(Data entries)

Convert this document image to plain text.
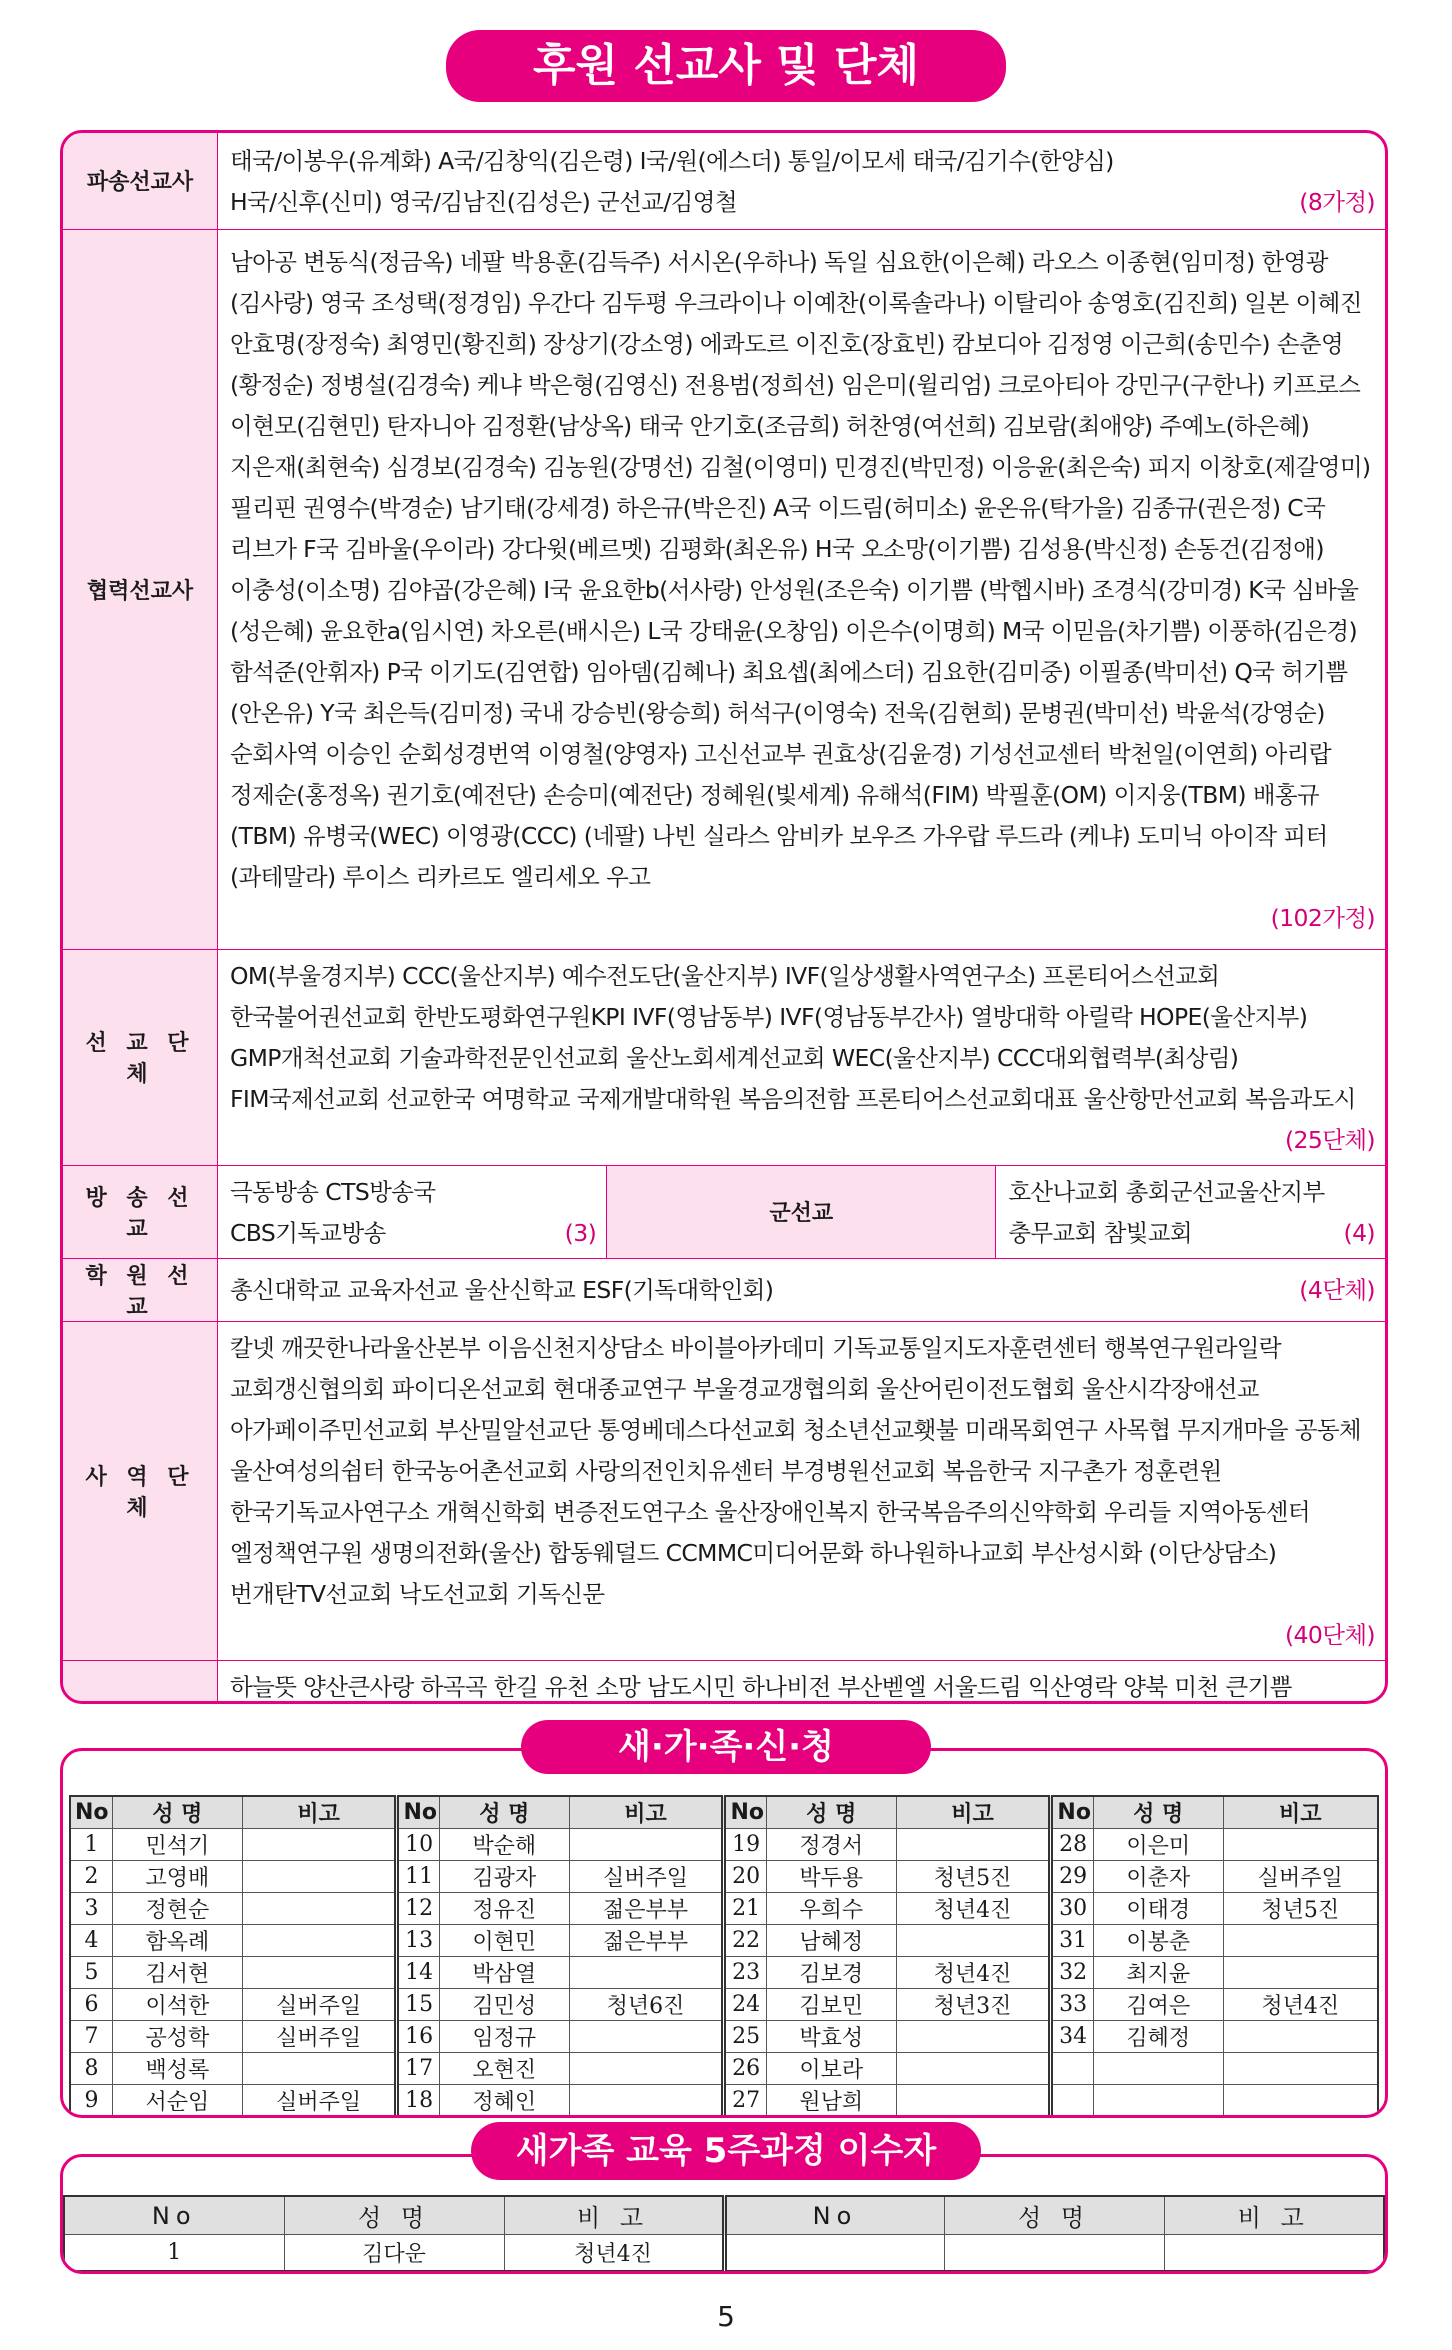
후원 선교사 및 단체
파송선교사	태국/이봉우(유계화) A국/김창익(김은령) I국/원(에스더) 통일/이모세 태국/김기수(한양심)
H국/신후(신미) 영국/김남진(김성은) 군선교/김영철 (8가정)		

협력선교사	남아공 변동식(정금옥) 네팔 박용훈(김득주) 서시온(우하나) 독일 심요한(이은혜) 라오스 이종현(임미정) 한영광(김사랑) 영국 조성택(정경임) 우간다 김두평 우크라이나 이예찬(이록솔라나) 이탈리아 송영호(김진희) 일본 이혜진 안효명(장정숙) 최영민(황진희) 장상기(강소영) 에콰도르 이진호(장효빈) 캄보디아 김정영 이근희(송민수) 손춘영(황정순) 정병설(김경숙) 케냐 박은형(김영신) 전용범(정희선) 임은미(윌리엄) 크로아티아 강민구(구한나) 키프로스 이현모(김현민) 탄자니아 김정환(남상옥) 태국 안기호(조금희) 허찬영(여선희) 김보람(최애양) 주예노(하은혜) 지은재(최현숙) 심경보(김경숙) 김농원(강명선) 김철(이영미) 민경진(박민정) 이응윤(최은숙) 피지 이창호(제갈영미) 필리핀 권영수(박경순) 남기태(강세경) 하은규(박은진) A국 이드림(허미소) 윤온유(탁가을) 김종규(권은정) C국 리브가 F국 김바울(우이라) 강다윗(베르멧) 김평화(최온유) H국 오소망(이기쁨) 김성용(박신정) 손동건(김정애) 이충성(이소명) 김야곱(강은혜) I국 윤요한b(서사랑) 안성원(조은숙) 이기쁨 (박헵시바) 조경식(강미경) K국 심바울(성은혜) 윤요한a(임시연) 차오른(배시은) L국 강태윤(오창임) 이은수(이명희) M국 이믿음(차기쁨) 이풍하(김은경) 함석준(안휘자) P국 이기도(김연합) 임아뎀(김혜나) 최요셉(최에스더) 김요한(김미중) 이필종(박미선) Q국 허기쁨(안온유) Y국 최은득(김미정) 국내 강승빈(왕승희) 허석구(이영숙) 전욱(김현희) 문병권(박미선) 박윤석(강영순) 순회사역 이승인 순회성경번역 이영철(양영자) 고신선교부 권효상(김윤경) 기성선교센터 박천일(이연희) 아리랍 정제순(홍정옥) 권기호(예전단) 손승미(예전단) 정혜원(빛세계) 유해석(FIM) 박필훈(OM) 이지웅(TBM) 배홍규(TBM) 유병국(WEC) 이영광(CCC) (네팔) 나빈 실라스 암비카 보우즈 가우랍 루드라 (케냐) 도미닉 아이작 피터 (과테말라) 루이스 리카르도 엘리세오 우고
(102가정)		

선 교 단 체	OM(부울경지부) CCC(울산지부) 예수전도단(울산지부) IVF(일상생활사역연구소) 프론티어스선교회 한국불어권선교회 한반도평화연구원KPI IVF(영남동부) IVF(영남동부간사) 열방대학 아릴락 HOPE(울산지부) GMP개척선교회 기술과학전문인선교회 울산노회세계선교회 WEC(울산지부) CCC대외협력부(최상림) FIM국제선교회 선교한국 여명학교 국제개발대학원 복음의전함 프론티어스선교회대표 울산항만선교회 복음과도시
(25단체)		

방 송 선 교	극동방송 CTS방송국 CBS기독교방송 (3)	군선교	호산나교회 총회군선교울산지부 충무교회 참빛교회 (4)

학 원 선 교	총신대학교 교육자선교 울산신학교 ESF(기독대학인회) (4단체)		

사 역 단 체	칼넷 깨끗한나라울산본부 이음신천지상담소 바이블아카데미 기독교통일지도자훈련센터 행복연구원라일락 교회갱신협의회 파이디온선교회 현대종교연구 부울경교갱협의회 울산어린이전도협회 울산시각장애선교 아가페이주민선교회 부산밀알선교단 통영베데스다선교회 청소년선교횃불 미래목회연구 사목협 무지개마을 공동체 울산여성의쉼터 한국농어촌선교회 사랑의전인치유센터 부경병원선교회 복음한국 지구촌가 정훈련원 한국기독교사연구소 개혁신학회 변증전도연구소 울산장애인복지 한국복음주의신약학회 우리들 지역아동센터 엘정책연구원 생명의전화(울산) 합동웨덜드 CCMMC미디어문화 하나원하나교회 부산성시화 (이단상담소) 번개탄TV선교회 낙도선교회 기독신문
(40단체)		

하늘뜻 양산큰사랑 하곡곡 한길 유천 소망 남도시민 하나비전 부산벧엘 서울드림 익산영락 양북 미천 큰기쁨		
No	성 명	비고	No	성 명	비고	No	성 명	비고	No	성 명	비고
1	민석기		10	박순해		19	정경서		28	이은미	
2	고영배		11	김광자	실버주일	20	박두용	청년5진	29	이춘자	실버주일
3	정현순		12	정유진	젊은부부	21	우희수	청년4진	30	이태경	청년5진
4	함옥례		13	이현민	젊은부부	22	남혜정		31	이봉춘	
5	김서현		14	박삼열		23	김보경	청년4진	32	최지윤	
6	이석한	실버주일	15	김민성	청년6진	24	김보민	청년3진	33	김여은	청년4진
7	공성학	실버주일	16	임정규		25	박효성		34	김혜정	
8	백성록		17	오현진		26	이보라				
9	서순임	실버주일	18	정혜인		27	원남희				
새·가·족·신·청
No	성 명	비 고	No	성 명	비 고
1	김다운	청년4진			
새가족 교육 5주과정 이수자
5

**EXERCISE DESCRIPTION:**
Only a number is expected here: the count of lines in the listing that hold the string "실버주일".

**TASK OUTPUT:**
4